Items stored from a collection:

+---+

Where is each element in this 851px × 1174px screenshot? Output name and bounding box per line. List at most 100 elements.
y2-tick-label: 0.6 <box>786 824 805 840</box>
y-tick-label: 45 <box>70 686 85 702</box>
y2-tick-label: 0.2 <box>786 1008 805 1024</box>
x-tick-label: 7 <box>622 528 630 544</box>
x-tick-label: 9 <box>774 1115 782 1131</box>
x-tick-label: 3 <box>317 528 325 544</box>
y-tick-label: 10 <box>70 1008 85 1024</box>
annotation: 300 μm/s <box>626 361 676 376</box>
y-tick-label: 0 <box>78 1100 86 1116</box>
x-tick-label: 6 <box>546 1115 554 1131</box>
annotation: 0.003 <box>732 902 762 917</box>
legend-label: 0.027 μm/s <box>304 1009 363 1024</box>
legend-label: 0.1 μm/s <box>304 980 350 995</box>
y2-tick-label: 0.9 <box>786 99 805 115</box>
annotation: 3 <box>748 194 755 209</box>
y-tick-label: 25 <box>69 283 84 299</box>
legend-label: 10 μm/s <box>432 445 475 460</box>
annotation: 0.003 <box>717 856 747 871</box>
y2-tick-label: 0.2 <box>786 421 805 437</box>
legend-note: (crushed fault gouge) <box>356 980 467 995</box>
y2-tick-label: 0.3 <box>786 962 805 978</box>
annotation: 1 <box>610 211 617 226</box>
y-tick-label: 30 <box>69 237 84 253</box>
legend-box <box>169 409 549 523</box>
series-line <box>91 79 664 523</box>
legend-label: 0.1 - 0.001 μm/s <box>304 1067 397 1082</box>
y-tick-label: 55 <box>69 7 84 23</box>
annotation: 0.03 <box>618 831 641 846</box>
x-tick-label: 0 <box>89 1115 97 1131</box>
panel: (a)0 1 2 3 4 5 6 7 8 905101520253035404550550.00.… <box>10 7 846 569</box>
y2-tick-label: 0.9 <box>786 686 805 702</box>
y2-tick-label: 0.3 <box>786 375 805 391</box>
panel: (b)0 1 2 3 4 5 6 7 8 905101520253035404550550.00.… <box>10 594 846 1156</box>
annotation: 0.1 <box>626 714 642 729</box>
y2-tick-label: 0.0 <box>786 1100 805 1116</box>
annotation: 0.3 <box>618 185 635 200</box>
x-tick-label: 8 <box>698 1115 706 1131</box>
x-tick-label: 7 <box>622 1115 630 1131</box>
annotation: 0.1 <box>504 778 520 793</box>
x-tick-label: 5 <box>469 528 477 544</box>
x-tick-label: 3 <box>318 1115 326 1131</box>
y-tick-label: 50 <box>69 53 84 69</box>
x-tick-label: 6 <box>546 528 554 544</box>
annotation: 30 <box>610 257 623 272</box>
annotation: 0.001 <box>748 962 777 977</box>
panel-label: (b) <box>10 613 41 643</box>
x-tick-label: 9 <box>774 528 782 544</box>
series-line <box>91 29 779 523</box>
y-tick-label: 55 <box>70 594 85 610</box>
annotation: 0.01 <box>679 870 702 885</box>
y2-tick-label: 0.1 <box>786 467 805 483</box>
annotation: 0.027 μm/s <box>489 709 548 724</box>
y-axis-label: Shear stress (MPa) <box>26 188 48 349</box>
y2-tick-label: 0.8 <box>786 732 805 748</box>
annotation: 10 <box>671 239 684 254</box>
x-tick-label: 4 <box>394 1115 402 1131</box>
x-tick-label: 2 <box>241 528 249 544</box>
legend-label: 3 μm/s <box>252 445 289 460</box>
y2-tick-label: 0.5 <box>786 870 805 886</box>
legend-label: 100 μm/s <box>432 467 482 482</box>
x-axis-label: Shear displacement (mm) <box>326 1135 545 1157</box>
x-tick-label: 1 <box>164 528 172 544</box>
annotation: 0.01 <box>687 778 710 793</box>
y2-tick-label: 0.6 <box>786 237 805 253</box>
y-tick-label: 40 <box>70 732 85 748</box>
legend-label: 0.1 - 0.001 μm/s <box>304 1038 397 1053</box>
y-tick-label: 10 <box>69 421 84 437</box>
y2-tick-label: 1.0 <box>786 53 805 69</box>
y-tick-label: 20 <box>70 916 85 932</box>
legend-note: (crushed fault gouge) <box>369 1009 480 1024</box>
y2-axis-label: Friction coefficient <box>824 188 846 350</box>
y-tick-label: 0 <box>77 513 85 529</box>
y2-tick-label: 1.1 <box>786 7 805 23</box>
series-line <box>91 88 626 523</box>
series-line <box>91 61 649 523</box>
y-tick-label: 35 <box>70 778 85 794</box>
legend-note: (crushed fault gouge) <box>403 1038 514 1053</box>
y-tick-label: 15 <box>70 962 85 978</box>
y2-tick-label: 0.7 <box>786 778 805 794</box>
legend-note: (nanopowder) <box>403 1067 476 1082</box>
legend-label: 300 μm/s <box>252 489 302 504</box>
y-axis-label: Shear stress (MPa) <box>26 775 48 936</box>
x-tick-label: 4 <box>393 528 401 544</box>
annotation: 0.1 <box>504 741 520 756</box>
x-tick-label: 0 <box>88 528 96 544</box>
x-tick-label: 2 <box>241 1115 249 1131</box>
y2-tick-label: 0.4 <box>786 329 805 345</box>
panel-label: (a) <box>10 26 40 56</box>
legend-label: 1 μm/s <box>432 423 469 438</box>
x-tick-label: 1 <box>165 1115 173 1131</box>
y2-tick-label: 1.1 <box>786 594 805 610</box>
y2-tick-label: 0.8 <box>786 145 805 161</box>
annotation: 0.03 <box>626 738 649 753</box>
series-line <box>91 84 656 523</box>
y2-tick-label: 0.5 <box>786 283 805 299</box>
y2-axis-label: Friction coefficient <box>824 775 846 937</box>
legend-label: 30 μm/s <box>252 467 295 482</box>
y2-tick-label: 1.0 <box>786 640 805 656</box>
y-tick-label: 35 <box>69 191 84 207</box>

+---+

**Exercise directions:** Can you turn all of the data above into a JSON list of strings, one string per line, with blank lines dropped?

**Answer to this problem:**
[
  "Where is each element in this 851px × 1174px screenshot? Output name and bounding box per line. List at most 100 elements.",
  "y2-tick-label: 0.6 <box>786 824 805 840</box>",
  "y-tick-label: 45 <box>70 686 85 702</box>",
  "y2-tick-label: 0.2 <box>786 1008 805 1024</box>",
  "x-tick-label: 7 <box>622 528 630 544</box>",
  "x-tick-label: 9 <box>774 1115 782 1131</box>",
  "x-tick-label: 3 <box>317 528 325 544</box>",
  "y-tick-label: 10 <box>70 1008 85 1024</box>",
  "annotation: 300 μm/s <box>626 361 676 376</box>",
  "y-tick-label: 0 <box>78 1100 86 1116</box>",
  "x-tick-label: 6 <box>546 1115 554 1131</box>",
  "annotation: 0.003 <box>732 902 762 917</box>",
  "legend-label: 0.027 μm/s <box>304 1009 363 1024</box>",
  "legend-label: 0.1 μm/s <box>304 980 350 995</box>",
  "y2-tick-label: 0.9 <box>786 99 805 115</box>",
  "annotation: 3 <box>748 194 755 209</box>",
  "y-tick-label: 25 <box>69 283 84 299</box>",
  "legend-label: 10 μm/s <box>432 445 475 460</box>",
  "annotation: 0.003 <box>717 856 747 871</box>",
  "y2-tick-label: 0.2 <box>786 421 805 437</box>",
  "legend-note: (crushed fault gouge) <box>356 980 467 995</box>",
  "y2-tick-label: 0.3 <box>786 962 805 978</box>",
  "annotation: 1 <box>610 211 617 226</box>",
  "y-tick-label: 30 <box>69 237 84 253</box>",
  "legend-box <box>169 409 549 523</box>",
  "series-line <box>91 79 664 523</box>",
  "legend-label: 0.1 - 0.001 μm/s <box>304 1067 397 1082</box>",
  "y-tick-label: 55 <box>69 7 84 23</box>",
  "annotation: 0.03 <box>618 831 641 846</box>",
  "x-tick-label: 0 <box>89 1115 97 1131</box>",
  "panel: (a)0 1 2 3 4 5 6 7 8 905101520253035404550550.00.… <box>10 7 846 569</box>",
  "y2-tick-label: 0.9 <box>786 686 805 702</box>",
  "y2-tick-label: 0.3 <box>786 375 805 391</box>",
  "panel: (b)0 1 2 3 4 5 6 7 8 905101520253035404550550.00.… <box>10 594 846 1156</box>",
  "annotation: 0.1 <box>626 714 642 729</box>",
  "y2-tick-label: 0.0 <box>786 1100 805 1116</box>",
  "annotation: 0.3 <box>618 185 635 200</box>",
  "x-tick-label: 8 <box>698 1115 706 1131</box>",
  "x-tick-label: 7 <box>622 1115 630 1131</box>",
  "annotation: 0.1 <box>504 778 520 793</box>",
  "x-tick-label: 5 <box>469 528 477 544</box>",
  "x-tick-label: 3 <box>318 1115 326 1131</box>",
  "y-tick-label: 50 <box>69 53 84 69</box>",
  "x-tick-label: 6 <box>546 528 554 544</box>",
  "annotation: 30 <box>610 257 623 272</box>",
  "annotation: 0.001 <box>748 962 777 977</box>",
  "panel-label: (b) <box>10 613 41 643</box>",
  "x-tick-label: 9 <box>774 528 782 544</box>",
  "series-line <box>91 29 779 523</box>",
  "y-tick-label: 55 <box>70 594 85 610</box>",
  "annotation: 0.01 <box>679 870 702 885</box>",
  "y2-tick-label: 0.1 <box>786 467 805 483</box>",
  "annotation: 0.027 μm/s <box>489 709 548 724</box>",
  "y-axis-label: Shear stress (MPa) <box>26 188 48 349</box>",
  "y2-tick-label: 0.8 <box>786 732 805 748</box>",
  "annotation: 10 <box>671 239 684 254</box>",
  "x-tick-label: 4 <box>394 1115 402 1131</box>",
  "x-tick-label: 2 <box>241 528 249 544</box>",
  "legend-label: 3 μm/s <box>252 445 289 460</box>",
  "y2-tick-label: 0.5 <box>786 870 805 886</box>",
  "legend-label: 100 μm/s <box>432 467 482 482</box>",
  "x-axis-label: Shear displacement (mm) <box>326 1135 545 1157</box>",
  "x-tick-label: 1 <box>164 528 172 544</box>",
  "annotation: 0.01 <box>687 778 710 793</box>",
  "y2-tick-label: 0.6 <box>786 237 805 253</box>",
  "y-tick-label: 40 <box>70 732 85 748</box>",
  "legend-label: 0.1 - 0.001 μm/s <box>304 1038 397 1053</box>",
  "y-tick-label: 10 <box>69 421 84 437</box>",
  "y2-tick-label: 1.0 <box>786 53 805 69</box>",
  "y-tick-label: 20 <box>70 916 85 932</box>",
  "legend-note: (crushed fault gouge) <box>369 1009 480 1024</box>",
  "y2-axis-label: Friction coefficient <box>824 188 846 350</box>",
  "y-tick-label: 0 <box>77 513 85 529</box>",
  "y2-tick-label: 1.1 <box>786 7 805 23</box>",
  "series-line <box>91 88 626 523</box>",
  "series-line <box>91 61 649 523</box>",
  "y-tick-label: 35 <box>70 778 85 794</box>",
  "legend-note: (crushed fault gouge) <box>403 1038 514 1053</box>",
  "y-tick-label: 15 <box>70 962 85 978</box>",
  "y2-tick-label: 0.7 <box>786 778 805 794</box>",
  "legend-note: (nanopowder) <box>403 1067 476 1082</box>",
  "legend-label: 300 μm/s <box>252 489 302 504</box>",
  "y-axis-label: Shear stress (MPa) <box>26 775 48 936</box>",
  "x-tick-label: 4 <box>393 528 401 544</box>",
  "annotation: 0.1 <box>504 741 520 756</box>",
  "x-tick-label: 0 <box>88 528 96 544</box>",
  "x-tick-label: 2 <box>241 1115 249 1131</box>",
  "y2-tick-label: 0.4 <box>786 329 805 345</box>",
  "panel-label: (a) <box>10 26 40 56</box>",
  "legend-label: 1 μm/s <box>432 423 469 438</box>",
  "x-tick-label: 1 <box>165 1115 173 1131</box>",
  "y2-tick-label: 1.1 <box>786 594 805 610</box>",
  "y2-tick-label: 0.8 <box>786 145 805 161</box>",
  "annotation: 0.03 <box>626 738 649 753</box>",
  "series-line <box>91 84 656 523</box>",
  "y2-tick-label: 0.5 <box>786 283 805 299</box>",
  "y2-axis-label: Friction coefficient <box>824 775 846 937</box>",
  "legend-label: 30 μm/s <box>252 467 295 482</box>",
  "y2-tick-label: 1.0 <box>786 640 805 656</box>",
  "y-tick-label: 35 <box>69 191 84 207</box>"
]